What to work on:
Write out the entries below once more, exactly, with the pictures left out.

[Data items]
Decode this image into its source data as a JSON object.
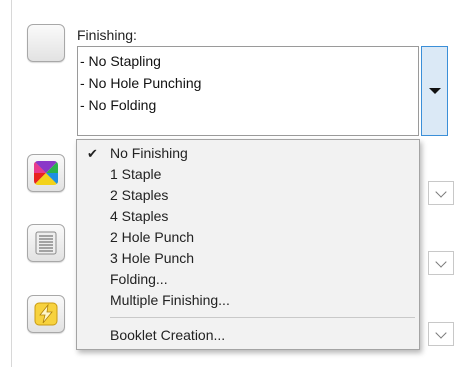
{
  "finishing": {
    "label": "Finishing:",
    "summary": [
      "- No Stapling",
      "- No Hole Punching",
      "- No Folding"
    ]
  },
  "menu": {
    "items": [
      {
        "label": "No Finishing",
        "checked": true
      },
      {
        "label": "1 Staple"
      },
      {
        "label": "2 Staples"
      },
      {
        "label": "4 Staples"
      },
      {
        "label": "2 Hole Punch"
      },
      {
        "label": "3 Hole Punch"
      },
      {
        "label": "Folding..."
      },
      {
        "label": "Multiple Finishing..."
      }
    ],
    "footer_item": "Booklet Creation...",
    "check_glyph": "✔"
  },
  "icons": {
    "finishing": "blank-square-icon",
    "color": "color-palette-icon",
    "document": "lined-page-icon",
    "power": "lightning-icon"
  },
  "colors": {
    "dropdown_highlight": "#3b8fd8",
    "menu_background": "#f2f2f2"
  }
}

Response to the task:
Decode this image into its source data as a JSON object.
{
  "finishing": {
    "label": "Finishing:",
    "summary": [
      "- No Stapling",
      "- No Hole Punching",
      "- No Folding"
    ]
  },
  "menu": {
    "items": [
      {
        "label": "No Finishing",
        "checked": true
      },
      {
        "label": "1 Staple"
      },
      {
        "label": "2 Staples"
      },
      {
        "label": "4 Staples"
      },
      {
        "label": "2 Hole Punch"
      },
      {
        "label": "3 Hole Punch"
      },
      {
        "label": "Folding..."
      },
      {
        "label": "Multiple Finishing..."
      }
    ],
    "footer_item": "Booklet Creation...",
    "check_glyph": "✔"
  },
  "icons": {
    "finishing": "blank-square-icon",
    "color": "color-palette-icon",
    "document": "lined-page-icon",
    "power": "lightning-icon"
  },
  "colors": {
    "dropdown_highlight": "#3b8fd8",
    "menu_background": "#f2f2f2"
  }
}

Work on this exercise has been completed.